- Source text:

Year 909 (CMIX) was a common year starting on Sunday (link will display the full calendar) of the Julian calendar.

Events 
 By place 

 Britain 
 King Edward the Elder and his sister, Princess Æthelflæd of Mercia, raid Danish East Anglia and bring back the relics of St. Oswald in triumph. Æthelflæd translates them to the new minster in Gloucester, which is renamed St. Oswald's Priory in his honour.
 Edward the Elder despatches an Anglo-Saxon army to attack the Northumbrian Vikings and ravages Scandinavian York.

 Africa 
 March 18 – The Fatimid Dynasty founded by Shiite Muslims in Ifriqiya (modern Tunisia) gains suzerainty over the Aghlabid Dynasty in North Africa. Emir Ziyadat Allah III escapes to the Near East, unable to secure any help from the Abbasid Caliphate to regain his emirate.
 The Berber Kutama tribesmen under Abdullah al-Mahdi Billah capture the cities of Kairouan and Raqqada. The capital city of the Rustamid imamate, Tihert is destroyed. The remaining Ibadi are forced into the desert.
 Winter – Abdullah al-Mahdi Billah takes up the leadership of the Fatimid state and proclaims himself Caliph Abdullah (al-Mahdi).  

 China 
 April 27 – The Min Kingdom  (modern-day Fujian province) is established by governor Wang Shenzhi (Prince of Langye), with Fuzhou (known as Changle) as its capital. Wang Shenzhi tries to attract scholars who will help to construct an efficient bureaucracy and tax system.
 Battle of Jisu - the warlord brothers Liu Shouguang and Liu Shouwen fight with Liu Shouguang emerging victorious 

 Mesoamerica 
 The last Long Count date is inscribed on a monument at the Mayan site of Toniná (modern-day Chiapas, Mexico), marking the end of the Classic Maya Period.

- Set tasks:
[A] Reproduce the passage of the year 909 text starting at "The Berber Kutama" and ending at "and tax system.", swapping "Kairouan" for "Qayrawan".
[B] Answer these questions from the year 909 text:
(i) Whose relics did Edward the Elder and Æthelflæd bring back from East Anglia?
(ii) Which city was the capital of the Min Kingdom?
(iii) At which Mayan site was the last Long Count date inscribed?

- Recorded data:

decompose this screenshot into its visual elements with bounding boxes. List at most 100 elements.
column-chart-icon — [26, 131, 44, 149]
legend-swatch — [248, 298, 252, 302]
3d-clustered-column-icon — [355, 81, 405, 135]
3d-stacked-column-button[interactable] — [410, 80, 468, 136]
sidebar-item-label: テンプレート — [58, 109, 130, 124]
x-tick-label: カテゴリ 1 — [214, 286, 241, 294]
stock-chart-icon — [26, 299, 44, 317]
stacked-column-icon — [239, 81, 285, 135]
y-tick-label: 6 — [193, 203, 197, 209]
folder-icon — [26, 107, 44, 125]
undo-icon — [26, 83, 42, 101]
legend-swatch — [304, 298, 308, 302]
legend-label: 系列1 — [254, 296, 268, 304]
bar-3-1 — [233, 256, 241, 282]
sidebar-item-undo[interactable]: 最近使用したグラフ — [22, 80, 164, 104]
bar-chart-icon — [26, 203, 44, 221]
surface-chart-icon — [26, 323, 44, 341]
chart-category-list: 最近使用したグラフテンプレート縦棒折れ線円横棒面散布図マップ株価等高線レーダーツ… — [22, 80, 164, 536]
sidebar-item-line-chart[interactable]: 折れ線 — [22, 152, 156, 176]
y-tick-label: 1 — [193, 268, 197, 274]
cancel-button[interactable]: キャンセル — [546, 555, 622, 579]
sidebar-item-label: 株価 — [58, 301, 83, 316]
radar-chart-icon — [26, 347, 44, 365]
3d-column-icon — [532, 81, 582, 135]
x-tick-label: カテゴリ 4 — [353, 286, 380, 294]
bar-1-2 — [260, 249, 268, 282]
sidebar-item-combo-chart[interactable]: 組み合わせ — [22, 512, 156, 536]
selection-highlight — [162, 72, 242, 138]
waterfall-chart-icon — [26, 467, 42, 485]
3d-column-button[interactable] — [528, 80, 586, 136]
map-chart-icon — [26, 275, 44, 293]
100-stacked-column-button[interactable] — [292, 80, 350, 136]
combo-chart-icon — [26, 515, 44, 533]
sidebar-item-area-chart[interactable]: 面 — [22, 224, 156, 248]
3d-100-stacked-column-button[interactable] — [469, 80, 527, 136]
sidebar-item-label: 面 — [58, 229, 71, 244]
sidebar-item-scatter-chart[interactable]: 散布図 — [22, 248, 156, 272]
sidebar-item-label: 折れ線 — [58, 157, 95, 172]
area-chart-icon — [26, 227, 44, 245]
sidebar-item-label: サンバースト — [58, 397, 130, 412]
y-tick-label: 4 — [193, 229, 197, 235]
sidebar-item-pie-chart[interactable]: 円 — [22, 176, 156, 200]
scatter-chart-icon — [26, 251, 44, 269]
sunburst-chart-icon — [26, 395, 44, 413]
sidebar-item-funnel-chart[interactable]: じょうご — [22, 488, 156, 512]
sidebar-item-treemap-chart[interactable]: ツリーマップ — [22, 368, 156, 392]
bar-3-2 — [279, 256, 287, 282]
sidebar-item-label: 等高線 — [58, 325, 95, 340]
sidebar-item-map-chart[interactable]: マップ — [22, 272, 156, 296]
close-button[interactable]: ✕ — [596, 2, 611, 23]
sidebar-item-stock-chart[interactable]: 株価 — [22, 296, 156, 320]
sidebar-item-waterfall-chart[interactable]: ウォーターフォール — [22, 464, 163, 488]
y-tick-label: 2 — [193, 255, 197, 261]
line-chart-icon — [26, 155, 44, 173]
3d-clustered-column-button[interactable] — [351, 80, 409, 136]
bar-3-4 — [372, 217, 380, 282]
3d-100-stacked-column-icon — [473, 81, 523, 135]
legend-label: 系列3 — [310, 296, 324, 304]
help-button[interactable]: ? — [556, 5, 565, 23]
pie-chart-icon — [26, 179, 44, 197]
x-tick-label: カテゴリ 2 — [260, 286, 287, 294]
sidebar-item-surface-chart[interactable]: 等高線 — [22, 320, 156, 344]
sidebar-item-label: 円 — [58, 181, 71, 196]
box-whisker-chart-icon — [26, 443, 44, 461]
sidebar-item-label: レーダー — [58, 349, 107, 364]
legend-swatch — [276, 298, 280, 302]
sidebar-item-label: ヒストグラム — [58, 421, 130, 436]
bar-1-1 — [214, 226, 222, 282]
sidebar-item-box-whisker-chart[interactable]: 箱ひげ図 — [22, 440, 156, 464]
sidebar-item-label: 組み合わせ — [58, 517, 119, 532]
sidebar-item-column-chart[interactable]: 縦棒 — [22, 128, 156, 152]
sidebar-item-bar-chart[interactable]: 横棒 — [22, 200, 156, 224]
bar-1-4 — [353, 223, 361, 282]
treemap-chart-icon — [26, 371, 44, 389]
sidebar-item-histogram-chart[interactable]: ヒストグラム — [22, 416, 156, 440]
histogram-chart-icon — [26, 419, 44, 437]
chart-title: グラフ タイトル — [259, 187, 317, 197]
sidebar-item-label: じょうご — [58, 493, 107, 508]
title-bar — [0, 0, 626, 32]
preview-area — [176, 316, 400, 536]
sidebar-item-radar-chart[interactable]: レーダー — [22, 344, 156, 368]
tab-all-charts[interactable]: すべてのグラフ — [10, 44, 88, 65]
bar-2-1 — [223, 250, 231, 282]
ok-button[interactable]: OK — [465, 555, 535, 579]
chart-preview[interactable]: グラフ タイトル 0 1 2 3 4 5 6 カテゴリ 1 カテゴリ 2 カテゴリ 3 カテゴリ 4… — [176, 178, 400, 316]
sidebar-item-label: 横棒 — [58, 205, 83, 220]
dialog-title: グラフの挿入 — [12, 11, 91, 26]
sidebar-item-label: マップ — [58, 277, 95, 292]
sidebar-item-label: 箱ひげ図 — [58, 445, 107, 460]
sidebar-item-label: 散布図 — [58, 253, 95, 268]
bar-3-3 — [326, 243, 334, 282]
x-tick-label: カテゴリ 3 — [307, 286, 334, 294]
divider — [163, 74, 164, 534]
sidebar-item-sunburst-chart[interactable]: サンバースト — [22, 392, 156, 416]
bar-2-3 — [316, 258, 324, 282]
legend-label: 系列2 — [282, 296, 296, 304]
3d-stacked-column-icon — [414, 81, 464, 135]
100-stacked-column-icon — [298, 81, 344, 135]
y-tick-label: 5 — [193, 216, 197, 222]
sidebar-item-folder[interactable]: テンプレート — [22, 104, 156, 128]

- Answers given:
[A]
The Berber Kutama tribesmen under Abdullah al-Mahdi Billah capture the cities of Qayrawan and Raqqada. The capital city of the Rustamid imamate, Tihert is destroyed. The remaining Ibadi are forced into the desert.
 Winter – Abdullah al-Mahdi Billah takes up the leadership of the Fatimid state and proclaims himself Caliph Abdullah (al-Mahdi).  

 China 
 April 27 – The Min Kingdom  (modern-day Fujian province) is established by governor Wang Shenzhi (Prince of Langye), with Fuzhou (known as Changle) as its capital. Wang Shenzhi tries to attract scholars who will help to construct an efficient bureaucracy and tax system.

[B]
(i) St. Oswald's
(ii) Fuzhou (known as Changle)
(iii) Toniná